— Start of Available data —
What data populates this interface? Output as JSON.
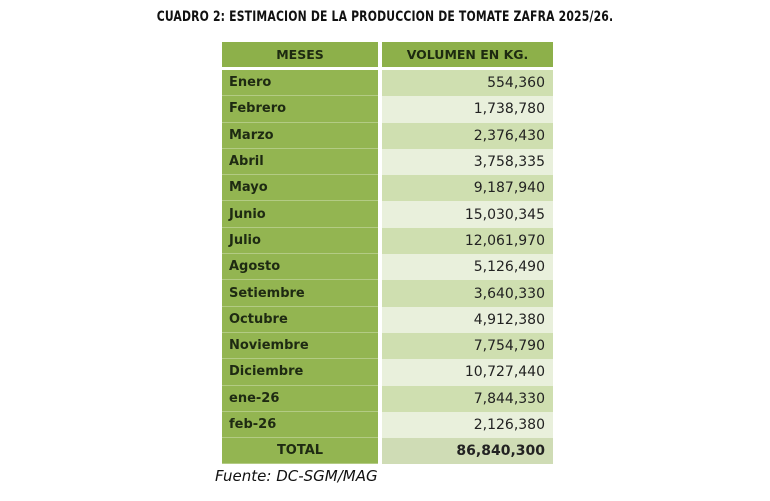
{
  "title": "CUADRO 2: ESTIMACION DE LA PRODUCCION DE TOMATE ZAFRA 2025/26.",
  "table": {
    "headers": [
      "MESES",
      "VOLUMEN EN KG."
    ],
    "rows": [
      [
        "Enero",
        "554,360"
      ],
      [
        "Febrero",
        "1,738,780"
      ],
      [
        "Marzo",
        "2,376,430"
      ],
      [
        "Abril",
        "3,758,335"
      ],
      [
        "Mayo",
        "9,187,940"
      ],
      [
        "Junio",
        "15,030,345"
      ],
      [
        "Julio",
        "12,061,970"
      ],
      [
        "Agosto",
        "5,126,490"
      ],
      [
        "Setiembre",
        "3,640,330"
      ],
      [
        "Octubre",
        "4,912,380"
      ],
      [
        "Noviembre",
        "7,754,790"
      ],
      [
        "Diciembre",
        "10,727,440"
      ],
      [
        "ene-26",
        "7,844,330"
      ],
      [
        "feb-26",
        "2,126,380"
      ]
    ],
    "total": [
      "TOTAL",
      "86,840,300"
    ]
  },
  "source": "Fuente: DC-SGM/MAG",
  "colors": {
    "header": "#8db04a",
    "month_column": "#93b551",
    "band_dark": "#cfdfb0",
    "band_light": "#e9f0dc"
  }
}
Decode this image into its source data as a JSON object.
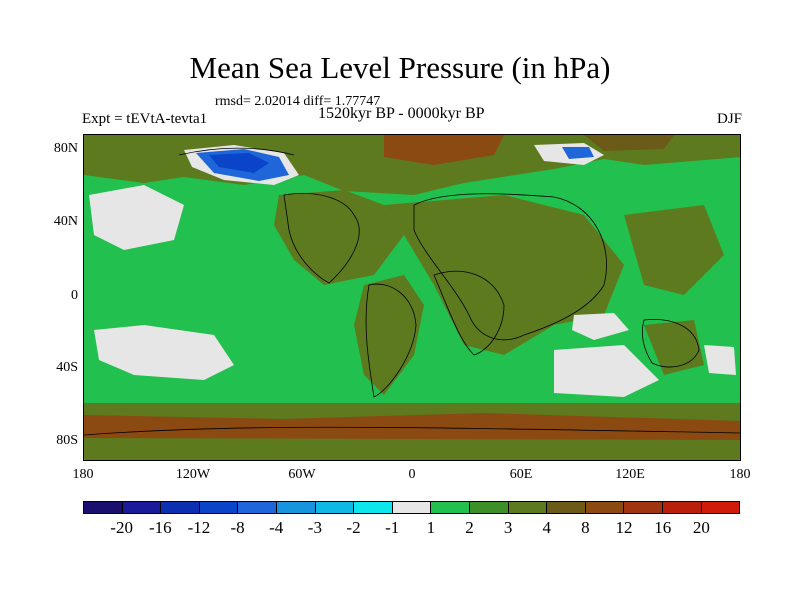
{
  "title": "Mean Sea Level Pressure (in hPa)",
  "stats": "rmsd= 2.02014 diff= 1.77747",
  "experiment": "Expt = tEVtA-tevta1",
  "period": "1520kyr BP - 0000kyr BP",
  "season": "DJF",
  "axes": {
    "lat_labels": [
      "80N",
      "40N",
      "0",
      "40S",
      "80S"
    ],
    "lon_labels": [
      "180",
      "120W",
      "60W",
      "0",
      "60E",
      "120E",
      "180"
    ]
  },
  "colorbar": {
    "labels": [
      "-20",
      "-16",
      "-12",
      "-8",
      "-4",
      "-3",
      "-2",
      "-1",
      "1",
      "2",
      "3",
      "4",
      "8",
      "12",
      "16",
      "20"
    ],
    "colors": [
      "#1a0f6e",
      "#1a1a9a",
      "#0b2fb0",
      "#0a44c8",
      "#1f66d8",
      "#1894de",
      "#10b8e6",
      "#0ee6ee",
      "#e6e6e6",
      "#22c04e",
      "#3d8f28",
      "#5d7a1e",
      "#6b5a18",
      "#8a4a12",
      "#a03410",
      "#b8200c",
      "#d01a0a"
    ]
  }
}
— End of Available data —
Every record gets retyped exactly; no picture goes into the copy.

#### Exercise answer
What data populates this interface? Output as JSON.
{
  "title": "CUADRO 2: ESTIMACION DE LA PRODUCCION DE TOMATE ZAFRA 2025/26.",
  "table": {
    "headers": [
      "MESES",
      "VOLUMEN EN KG."
    ],
    "rows": [
      [
        "Enero",
        "554,360"
      ],
      [
        "Febrero",
        "1,738,780"
      ],
      [
        "Marzo",
        "2,376,430"
      ],
      [
        "Abril",
        "3,758,335"
      ],
      [
        "Mayo",
        "9,187,940"
      ],
      [
        "Junio",
        "15,030,345"
      ],
      [
        "Julio",
        "12,061,970"
      ],
      [
        "Agosto",
        "5,126,490"
      ],
      [
        "Setiembre",
        "3,640,330"
      ],
      [
        "Octubre",
        "4,912,380"
      ],
      [
        "Noviembre",
        "7,754,790"
      ],
      [
        "Diciembre",
        "10,727,440"
      ],
      [
        "ene-26",
        "7,844,330"
      ],
      [
        "feb-26",
        "2,126,380"
      ]
    ],
    "total": [
      "TOTAL",
      "86,840,300"
    ]
  },
  "source": "Fuente: DC-SGM/MAG",
  "colors": {
    "header": "#8db04a",
    "month_column": "#93b551",
    "band_dark": "#cfdfb0",
    "band_light": "#e9f0dc"
  }
}
Decode this image into its source data as a JSON object.
{
  "title": "Mean Sea Level Pressure (in hPa)",
  "stats": "rmsd= 2.02014 diff= 1.77747",
  "experiment": "Expt = tEVtA-tevta1",
  "period": "1520kyr BP - 0000kyr BP",
  "season": "DJF",
  "axes": {
    "lat_labels": [
      "80N",
      "40N",
      "0",
      "40S",
      "80S"
    ],
    "lon_labels": [
      "180",
      "120W",
      "60W",
      "0",
      "60E",
      "120E",
      "180"
    ]
  },
  "colorbar": {
    "labels": [
      "-20",
      "-16",
      "-12",
      "-8",
      "-4",
      "-3",
      "-2",
      "-1",
      "1",
      "2",
      "3",
      "4",
      "8",
      "12",
      "16",
      "20"
    ],
    "colors": [
      "#1a0f6e",
      "#1a1a9a",
      "#0b2fb0",
      "#0a44c8",
      "#1f66d8",
      "#1894de",
      "#10b8e6",
      "#0ee6ee",
      "#e6e6e6",
      "#22c04e",
      "#3d8f28",
      "#5d7a1e",
      "#6b5a18",
      "#8a4a12",
      "#a03410",
      "#b8200c",
      "#d01a0a"
    ]
  }
}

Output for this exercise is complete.